START Information
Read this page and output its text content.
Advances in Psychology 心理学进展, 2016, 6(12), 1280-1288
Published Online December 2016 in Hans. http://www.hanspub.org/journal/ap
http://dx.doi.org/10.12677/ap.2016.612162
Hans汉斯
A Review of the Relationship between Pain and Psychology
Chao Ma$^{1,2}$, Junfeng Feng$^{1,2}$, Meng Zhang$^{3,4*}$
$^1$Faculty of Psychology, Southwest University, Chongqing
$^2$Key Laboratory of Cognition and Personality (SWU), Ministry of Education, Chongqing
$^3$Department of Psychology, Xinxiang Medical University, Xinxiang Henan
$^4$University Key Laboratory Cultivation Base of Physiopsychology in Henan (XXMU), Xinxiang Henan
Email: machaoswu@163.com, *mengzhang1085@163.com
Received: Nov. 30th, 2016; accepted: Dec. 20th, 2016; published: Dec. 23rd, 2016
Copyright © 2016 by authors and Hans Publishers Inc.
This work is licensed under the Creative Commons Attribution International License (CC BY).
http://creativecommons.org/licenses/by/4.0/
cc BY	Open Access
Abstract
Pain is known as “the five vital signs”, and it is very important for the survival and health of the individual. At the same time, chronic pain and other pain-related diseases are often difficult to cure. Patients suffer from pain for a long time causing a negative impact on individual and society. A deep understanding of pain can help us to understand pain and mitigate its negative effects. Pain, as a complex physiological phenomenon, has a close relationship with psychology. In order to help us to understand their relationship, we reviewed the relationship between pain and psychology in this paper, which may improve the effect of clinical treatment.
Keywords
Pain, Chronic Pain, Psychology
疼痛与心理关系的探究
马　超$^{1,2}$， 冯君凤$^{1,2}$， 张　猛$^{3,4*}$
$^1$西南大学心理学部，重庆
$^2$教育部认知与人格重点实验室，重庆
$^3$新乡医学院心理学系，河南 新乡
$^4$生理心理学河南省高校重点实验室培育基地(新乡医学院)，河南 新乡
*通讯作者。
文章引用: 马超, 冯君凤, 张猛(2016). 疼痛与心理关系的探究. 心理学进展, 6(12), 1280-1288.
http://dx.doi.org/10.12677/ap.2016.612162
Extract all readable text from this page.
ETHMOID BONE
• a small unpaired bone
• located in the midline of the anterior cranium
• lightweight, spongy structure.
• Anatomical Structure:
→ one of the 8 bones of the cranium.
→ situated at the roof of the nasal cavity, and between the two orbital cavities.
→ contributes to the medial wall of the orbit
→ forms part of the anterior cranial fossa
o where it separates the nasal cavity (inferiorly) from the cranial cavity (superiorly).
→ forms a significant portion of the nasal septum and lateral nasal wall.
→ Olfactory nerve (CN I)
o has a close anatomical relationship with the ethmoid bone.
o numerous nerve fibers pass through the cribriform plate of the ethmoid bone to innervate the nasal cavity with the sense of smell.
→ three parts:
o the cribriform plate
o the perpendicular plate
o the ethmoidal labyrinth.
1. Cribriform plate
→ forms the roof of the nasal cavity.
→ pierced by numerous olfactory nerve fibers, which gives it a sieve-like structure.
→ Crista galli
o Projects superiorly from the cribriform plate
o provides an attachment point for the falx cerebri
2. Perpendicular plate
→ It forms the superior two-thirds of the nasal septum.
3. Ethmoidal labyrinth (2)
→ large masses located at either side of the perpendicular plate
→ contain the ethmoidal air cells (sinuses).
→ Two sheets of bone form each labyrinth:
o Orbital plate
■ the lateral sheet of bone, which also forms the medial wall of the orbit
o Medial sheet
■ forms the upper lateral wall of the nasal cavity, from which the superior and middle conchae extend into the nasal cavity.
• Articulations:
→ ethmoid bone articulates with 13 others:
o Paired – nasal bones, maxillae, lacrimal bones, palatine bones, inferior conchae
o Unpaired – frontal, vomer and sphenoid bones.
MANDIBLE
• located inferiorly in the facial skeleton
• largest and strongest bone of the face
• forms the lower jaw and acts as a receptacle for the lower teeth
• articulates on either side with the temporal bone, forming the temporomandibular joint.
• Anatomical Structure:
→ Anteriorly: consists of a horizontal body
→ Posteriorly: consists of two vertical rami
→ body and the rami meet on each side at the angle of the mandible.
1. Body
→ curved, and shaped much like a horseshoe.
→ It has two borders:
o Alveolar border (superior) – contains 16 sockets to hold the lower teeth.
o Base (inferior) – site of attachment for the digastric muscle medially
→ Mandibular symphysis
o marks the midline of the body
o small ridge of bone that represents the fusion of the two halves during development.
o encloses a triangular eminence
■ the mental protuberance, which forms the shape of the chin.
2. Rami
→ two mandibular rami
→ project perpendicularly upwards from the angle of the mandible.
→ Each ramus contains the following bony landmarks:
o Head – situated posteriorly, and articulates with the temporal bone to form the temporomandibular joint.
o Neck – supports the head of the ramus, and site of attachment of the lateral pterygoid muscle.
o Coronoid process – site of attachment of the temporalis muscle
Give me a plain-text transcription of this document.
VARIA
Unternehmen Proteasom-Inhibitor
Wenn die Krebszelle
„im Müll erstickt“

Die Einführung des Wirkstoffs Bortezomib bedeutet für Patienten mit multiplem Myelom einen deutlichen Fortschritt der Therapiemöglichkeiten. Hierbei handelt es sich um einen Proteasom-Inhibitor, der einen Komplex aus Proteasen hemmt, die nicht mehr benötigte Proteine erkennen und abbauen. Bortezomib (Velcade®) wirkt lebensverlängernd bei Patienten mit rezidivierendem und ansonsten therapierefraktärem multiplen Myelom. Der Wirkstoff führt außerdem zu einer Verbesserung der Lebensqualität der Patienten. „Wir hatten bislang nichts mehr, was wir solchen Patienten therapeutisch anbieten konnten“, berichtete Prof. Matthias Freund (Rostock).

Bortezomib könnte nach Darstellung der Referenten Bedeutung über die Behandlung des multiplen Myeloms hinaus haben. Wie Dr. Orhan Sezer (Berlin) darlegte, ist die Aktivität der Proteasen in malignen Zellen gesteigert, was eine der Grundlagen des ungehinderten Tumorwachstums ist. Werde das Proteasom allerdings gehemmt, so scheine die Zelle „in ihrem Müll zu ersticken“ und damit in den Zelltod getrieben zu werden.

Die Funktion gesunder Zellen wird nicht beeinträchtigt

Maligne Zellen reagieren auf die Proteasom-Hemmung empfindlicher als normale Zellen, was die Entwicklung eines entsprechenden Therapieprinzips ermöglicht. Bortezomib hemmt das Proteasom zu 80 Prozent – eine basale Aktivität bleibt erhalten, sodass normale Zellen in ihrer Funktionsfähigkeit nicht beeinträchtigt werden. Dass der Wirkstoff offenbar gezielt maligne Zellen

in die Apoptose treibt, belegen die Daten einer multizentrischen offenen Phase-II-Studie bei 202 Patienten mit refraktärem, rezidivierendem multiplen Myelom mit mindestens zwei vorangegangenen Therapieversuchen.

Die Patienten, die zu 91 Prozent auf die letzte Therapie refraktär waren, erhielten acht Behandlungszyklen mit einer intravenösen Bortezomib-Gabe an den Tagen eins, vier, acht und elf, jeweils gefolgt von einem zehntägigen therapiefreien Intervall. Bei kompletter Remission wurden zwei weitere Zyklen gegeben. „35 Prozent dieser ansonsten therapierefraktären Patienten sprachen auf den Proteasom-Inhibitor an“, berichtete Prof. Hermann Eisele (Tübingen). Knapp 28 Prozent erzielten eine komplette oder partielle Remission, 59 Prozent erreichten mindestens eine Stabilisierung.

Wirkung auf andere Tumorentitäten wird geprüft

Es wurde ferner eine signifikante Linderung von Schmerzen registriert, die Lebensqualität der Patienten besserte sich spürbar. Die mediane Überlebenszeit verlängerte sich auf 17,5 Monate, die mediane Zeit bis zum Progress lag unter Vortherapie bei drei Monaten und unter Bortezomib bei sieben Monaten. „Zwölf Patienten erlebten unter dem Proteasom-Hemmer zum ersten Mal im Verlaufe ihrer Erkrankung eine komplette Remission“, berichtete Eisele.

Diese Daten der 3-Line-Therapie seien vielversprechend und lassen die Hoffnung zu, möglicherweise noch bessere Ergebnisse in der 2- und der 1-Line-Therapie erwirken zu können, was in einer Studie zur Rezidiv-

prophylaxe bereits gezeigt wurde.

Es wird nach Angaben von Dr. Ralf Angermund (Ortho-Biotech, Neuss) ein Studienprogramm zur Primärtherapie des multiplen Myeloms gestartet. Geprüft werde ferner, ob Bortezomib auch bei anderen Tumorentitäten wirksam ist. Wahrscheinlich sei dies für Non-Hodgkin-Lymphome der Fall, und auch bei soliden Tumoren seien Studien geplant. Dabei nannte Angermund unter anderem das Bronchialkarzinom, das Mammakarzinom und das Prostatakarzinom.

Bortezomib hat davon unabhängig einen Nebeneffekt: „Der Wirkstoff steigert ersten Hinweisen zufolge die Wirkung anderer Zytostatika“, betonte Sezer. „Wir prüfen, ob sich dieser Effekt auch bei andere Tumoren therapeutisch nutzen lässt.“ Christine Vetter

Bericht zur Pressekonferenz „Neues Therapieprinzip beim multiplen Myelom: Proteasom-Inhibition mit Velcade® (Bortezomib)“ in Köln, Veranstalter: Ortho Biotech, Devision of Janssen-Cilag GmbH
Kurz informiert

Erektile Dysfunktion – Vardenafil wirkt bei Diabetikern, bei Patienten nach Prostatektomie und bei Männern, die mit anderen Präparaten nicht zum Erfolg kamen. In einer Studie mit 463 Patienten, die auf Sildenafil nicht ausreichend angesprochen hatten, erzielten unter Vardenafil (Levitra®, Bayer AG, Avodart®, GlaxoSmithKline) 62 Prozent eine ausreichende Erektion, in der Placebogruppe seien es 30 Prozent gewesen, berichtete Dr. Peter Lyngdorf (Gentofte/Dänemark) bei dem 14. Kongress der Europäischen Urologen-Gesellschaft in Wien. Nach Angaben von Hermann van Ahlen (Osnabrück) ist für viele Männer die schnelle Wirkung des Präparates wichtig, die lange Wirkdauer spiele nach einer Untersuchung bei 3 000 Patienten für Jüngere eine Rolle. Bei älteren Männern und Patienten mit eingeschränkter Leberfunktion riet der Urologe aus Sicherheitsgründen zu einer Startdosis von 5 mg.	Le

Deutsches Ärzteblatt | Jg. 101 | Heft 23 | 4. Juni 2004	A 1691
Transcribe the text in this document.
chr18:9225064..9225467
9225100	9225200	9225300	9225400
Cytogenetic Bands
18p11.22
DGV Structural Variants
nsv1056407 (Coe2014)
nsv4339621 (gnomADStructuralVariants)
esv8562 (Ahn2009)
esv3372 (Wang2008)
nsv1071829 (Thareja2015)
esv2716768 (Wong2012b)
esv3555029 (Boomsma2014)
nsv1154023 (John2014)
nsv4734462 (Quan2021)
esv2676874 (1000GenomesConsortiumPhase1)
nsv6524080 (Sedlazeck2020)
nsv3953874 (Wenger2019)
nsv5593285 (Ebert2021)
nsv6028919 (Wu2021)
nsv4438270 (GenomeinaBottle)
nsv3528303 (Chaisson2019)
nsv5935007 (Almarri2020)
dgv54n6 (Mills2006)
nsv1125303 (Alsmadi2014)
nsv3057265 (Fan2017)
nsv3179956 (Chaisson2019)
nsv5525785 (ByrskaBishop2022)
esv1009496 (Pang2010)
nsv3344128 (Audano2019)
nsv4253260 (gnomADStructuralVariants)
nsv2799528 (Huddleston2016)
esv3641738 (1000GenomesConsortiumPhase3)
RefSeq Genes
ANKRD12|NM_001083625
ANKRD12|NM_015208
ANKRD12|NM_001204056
END Information
_Problem requirements_. Filter the data above by the word "angle" and copy every line that matches.

_Written answer_.
→ body and the rami meet on each side at the angle of the mandible.
→ project perpendicularly upwards from the angle of the mandible.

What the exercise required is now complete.